[WHAT YOU WILL DO]
Are you able to quote each entry exactly as written?

(Records drawn from a dataset)
+++

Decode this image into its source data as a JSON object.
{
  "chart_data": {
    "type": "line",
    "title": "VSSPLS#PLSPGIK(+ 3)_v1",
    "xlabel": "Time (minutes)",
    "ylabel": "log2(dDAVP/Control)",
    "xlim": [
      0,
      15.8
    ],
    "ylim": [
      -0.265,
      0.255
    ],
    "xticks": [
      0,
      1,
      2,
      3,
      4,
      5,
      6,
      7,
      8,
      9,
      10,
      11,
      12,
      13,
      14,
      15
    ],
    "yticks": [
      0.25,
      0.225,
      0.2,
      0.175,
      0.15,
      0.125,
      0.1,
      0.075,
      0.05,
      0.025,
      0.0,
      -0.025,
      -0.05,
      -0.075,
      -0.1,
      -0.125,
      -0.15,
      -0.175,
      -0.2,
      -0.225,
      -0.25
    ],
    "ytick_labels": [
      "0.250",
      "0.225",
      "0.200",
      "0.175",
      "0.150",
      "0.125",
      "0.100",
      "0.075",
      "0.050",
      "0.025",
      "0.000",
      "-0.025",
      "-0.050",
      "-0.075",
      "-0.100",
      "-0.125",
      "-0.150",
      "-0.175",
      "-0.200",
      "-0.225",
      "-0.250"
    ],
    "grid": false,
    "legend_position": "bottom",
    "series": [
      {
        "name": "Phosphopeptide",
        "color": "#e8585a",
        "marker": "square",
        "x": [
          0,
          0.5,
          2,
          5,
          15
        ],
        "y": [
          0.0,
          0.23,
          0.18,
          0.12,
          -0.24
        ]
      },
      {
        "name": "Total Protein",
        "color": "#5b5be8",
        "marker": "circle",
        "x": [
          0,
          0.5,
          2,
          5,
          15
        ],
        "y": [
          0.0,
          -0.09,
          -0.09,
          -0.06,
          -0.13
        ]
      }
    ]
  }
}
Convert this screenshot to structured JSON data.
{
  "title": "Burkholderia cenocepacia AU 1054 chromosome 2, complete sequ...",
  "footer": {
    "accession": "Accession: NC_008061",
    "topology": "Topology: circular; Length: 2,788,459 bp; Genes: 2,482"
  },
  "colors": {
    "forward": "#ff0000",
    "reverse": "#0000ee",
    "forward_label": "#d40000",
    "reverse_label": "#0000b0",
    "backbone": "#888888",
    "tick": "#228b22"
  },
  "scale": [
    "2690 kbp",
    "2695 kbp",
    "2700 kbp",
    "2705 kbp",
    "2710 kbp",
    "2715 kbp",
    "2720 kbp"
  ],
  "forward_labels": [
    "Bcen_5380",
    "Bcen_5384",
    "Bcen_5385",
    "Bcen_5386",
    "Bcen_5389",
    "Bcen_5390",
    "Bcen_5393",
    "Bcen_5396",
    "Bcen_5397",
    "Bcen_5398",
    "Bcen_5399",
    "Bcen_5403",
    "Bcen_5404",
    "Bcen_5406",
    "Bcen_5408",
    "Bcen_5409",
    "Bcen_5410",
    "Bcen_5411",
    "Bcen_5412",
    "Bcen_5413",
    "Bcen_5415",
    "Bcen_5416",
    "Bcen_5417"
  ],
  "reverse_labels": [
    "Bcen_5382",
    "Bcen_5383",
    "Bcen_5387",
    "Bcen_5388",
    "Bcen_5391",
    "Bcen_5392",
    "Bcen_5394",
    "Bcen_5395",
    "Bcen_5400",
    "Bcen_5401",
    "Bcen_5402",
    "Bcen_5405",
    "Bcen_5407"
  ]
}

+++

[SOLUTION FOR THIS TASK]
Decode this image into its source data as a JSON object.
{
  "chart_data": {
    "type": "line",
    "title": "VSSPLS#PLSPGIK(+ 3)_v1",
    "xlabel": "Time (minutes)",
    "ylabel": "log2(dDAVP/Control)",
    "xlim": [
      0,
      15.8
    ],
    "ylim": [
      -0.265,
      0.255
    ],
    "xticks": [
      0,
      1,
      2,
      3,
      4,
      5,
      6,
      7,
      8,
      9,
      10,
      11,
      12,
      13,
      14,
      15
    ],
    "yticks": [
      0.25,
      0.225,
      0.2,
      0.175,
      0.15,
      0.125,
      0.1,
      0.075,
      0.05,
      0.025,
      0.0,
      -0.025,
      -0.05,
      -0.075,
      -0.1,
      -0.125,
      -0.15,
      -0.175,
      -0.2,
      -0.225,
      -0.25
    ],
    "ytick_labels": [
      "0.250",
      "0.225",
      "0.200",
      "0.175",
      "0.150",
      "0.125",
      "0.100",
      "0.075",
      "0.050",
      "0.025",
      "0.000",
      "-0.025",
      "-0.050",
      "-0.075",
      "-0.100",
      "-0.125",
      "-0.150",
      "-0.175",
      "-0.200",
      "-0.225",
      "-0.250"
    ],
    "grid": false,
    "legend_position": "bottom",
    "series": [
      {
        "name": "Phosphopeptide",
        "color": "#e8585a",
        "marker": "square",
        "x": [
          0,
          0.5,
          2,
          5,
          15
        ],
        "y": [
          0.0,
          0.23,
          0.18,
          0.12,
          -0.24
        ]
      },
      {
        "name": "Total Protein",
        "color": "#5b5be8",
        "marker": "circle",
        "x": [
          0,
          0.5,
          2,
          5,
          15
        ],
        "y": [
          0.0,
          -0.09,
          -0.09,
          -0.06,
          -0.13
        ]
      }
    ]
  }
}
Convert this screenshot to structured JSON data.
{
  "title": "Burkholderia cenocepacia AU 1054 chromosome 2, complete sequ...",
  "footer": {
    "accession": "Accession: NC_008061",
    "topology": "Topology: circular; Length: 2,788,459 bp; Genes: 2,482"
  },
  "colors": {
    "forward": "#ff0000",
    "reverse": "#0000ee",
    "forward_label": "#d40000",
    "reverse_label": "#0000b0",
    "backbone": "#888888",
    "tick": "#228b22"
  },
  "scale": [
    "2690 kbp",
    "2695 kbp",
    "2700 kbp",
    "2705 kbp",
    "2710 kbp",
    "2715 kbp",
    "2720 kbp"
  ],
  "forward_labels": [
    "Bcen_5380",
    "Bcen_5384",
    "Bcen_5385",
    "Bcen_5386",
    "Bcen_5389",
    "Bcen_5390",
    "Bcen_5393",
    "Bcen_5396",
    "Bcen_5397",
    "Bcen_5398",
    "Bcen_5399",
    "Bcen_5403",
    "Bcen_5404",
    "Bcen_5406",
    "Bcen_5408",
    "Bcen_5409",
    "Bcen_5410",
    "Bcen_5411",
    "Bcen_5412",
    "Bcen_5413",
    "Bcen_5415",
    "Bcen_5416",
    "Bcen_5417"
  ],
  "reverse_labels": [
    "Bcen_5382",
    "Bcen_5383",
    "Bcen_5387",
    "Bcen_5388",
    "Bcen_5391",
    "Bcen_5392",
    "Bcen_5394",
    "Bcen_5395",
    "Bcen_5400",
    "Bcen_5401",
    "Bcen_5402",
    "Bcen_5405",
    "Bcen_5407"
  ]
}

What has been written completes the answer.